[Begin Material supplied]

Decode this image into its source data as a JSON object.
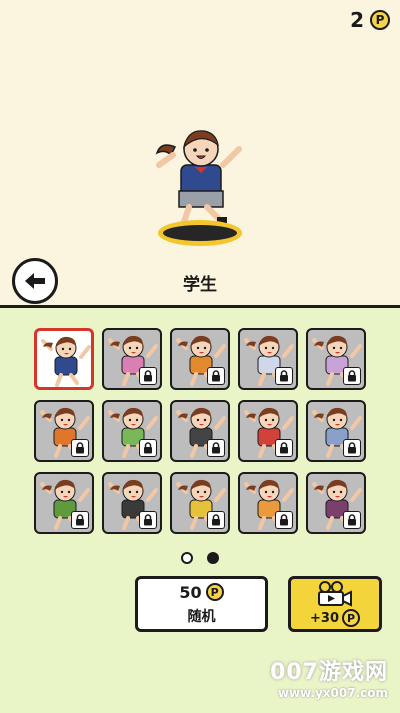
{
  "header": {
    "coin_count": "2",
    "coin_symbol": "P"
  },
  "preview": {
    "character_name": "学生"
  },
  "back_button": {
    "icon": "arrow-left-icon"
  },
  "characters": [
    {
      "selected": true,
      "locked": false,
      "outfit": "#2f4a8f"
    },
    {
      "selected": false,
      "locked": true,
      "outfit": "#d87fb4"
    },
    {
      "selected": false,
      "locked": true,
      "outfit": "#e28a2e"
    },
    {
      "selected": false,
      "locked": true,
      "outfit": "#cfd8e8"
    },
    {
      "selected": false,
      "locked": true,
      "outfit": "#c9a3d8"
    },
    {
      "selected": false,
      "locked": true,
      "outfit": "#e0752c"
    },
    {
      "selected": false,
      "locked": true,
      "outfit": "#78b85a"
    },
    {
      "selected": false,
      "locked": true,
      "outfit": "#444444"
    },
    {
      "selected": false,
      "locked": true,
      "outfit": "#d2423a"
    },
    {
      "selected": false,
      "locked": true,
      "outfit": "#8aa0c8"
    },
    {
      "selected": false,
      "locked": true,
      "outfit": "#5f9b3c"
    },
    {
      "selected": false,
      "locked": true,
      "outfit": "#3a3a3a"
    },
    {
      "selected": false,
      "locked": true,
      "outfit": "#e6c23a"
    },
    {
      "selected": false,
      "locked": true,
      "outfit": "#e99a3c"
    },
    {
      "selected": false,
      "locked": true,
      "outfit": "#7b3f6e"
    }
  ],
  "pagination": {
    "pages": 2,
    "current": 2
  },
  "random_button": {
    "price": "50",
    "coin_symbol": "P",
    "label": "随机"
  },
  "video_button": {
    "icon": "video-camera-icon",
    "reward": "+30",
    "coin_symbol": "P"
  },
  "watermark": {
    "main": "007游戏网",
    "url": "www.yx007.com"
  },
  "colors": {
    "top_bg": "#fbf4df",
    "bottom_bg": "#eaf5c7",
    "coin": "#f5d34b",
    "selected_border": "#d8352a",
    "video_button": "#f3d43b"
  }
}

[End Material supplied]

Reproduce each record above by retyping it exactly; omit all images.

Decode this image into its source data as a JSON object.
{
  "header": {
    "coin_count": "2",
    "coin_symbol": "P"
  },
  "preview": {
    "character_name": "学生"
  },
  "back_button": {
    "icon": "arrow-left-icon"
  },
  "characters": [
    {
      "selected": true,
      "locked": false,
      "outfit": "#2f4a8f"
    },
    {
      "selected": false,
      "locked": true,
      "outfit": "#d87fb4"
    },
    {
      "selected": false,
      "locked": true,
      "outfit": "#e28a2e"
    },
    {
      "selected": false,
      "locked": true,
      "outfit": "#cfd8e8"
    },
    {
      "selected": false,
      "locked": true,
      "outfit": "#c9a3d8"
    },
    {
      "selected": false,
      "locked": true,
      "outfit": "#e0752c"
    },
    {
      "selected": false,
      "locked": true,
      "outfit": "#78b85a"
    },
    {
      "selected": false,
      "locked": true,
      "outfit": "#444444"
    },
    {
      "selected": false,
      "locked": true,
      "outfit": "#d2423a"
    },
    {
      "selected": false,
      "locked": true,
      "outfit": "#8aa0c8"
    },
    {
      "selected": false,
      "locked": true,
      "outfit": "#5f9b3c"
    },
    {
      "selected": false,
      "locked": true,
      "outfit": "#3a3a3a"
    },
    {
      "selected": false,
      "locked": true,
      "outfit": "#e6c23a"
    },
    {
      "selected": false,
      "locked": true,
      "outfit": "#e99a3c"
    },
    {
      "selected": false,
      "locked": true,
      "outfit": "#7b3f6e"
    }
  ],
  "pagination": {
    "pages": 2,
    "current": 2
  },
  "random_button": {
    "price": "50",
    "coin_symbol": "P",
    "label": "随机"
  },
  "video_button": {
    "icon": "video-camera-icon",
    "reward": "+30",
    "coin_symbol": "P"
  },
  "watermark": {
    "main": "007游戏网",
    "url": "www.yx007.com"
  },
  "colors": {
    "top_bg": "#fbf4df",
    "bottom_bg": "#eaf5c7",
    "coin": "#f5d34b",
    "selected_border": "#d8352a",
    "video_button": "#f3d43b"
  }
}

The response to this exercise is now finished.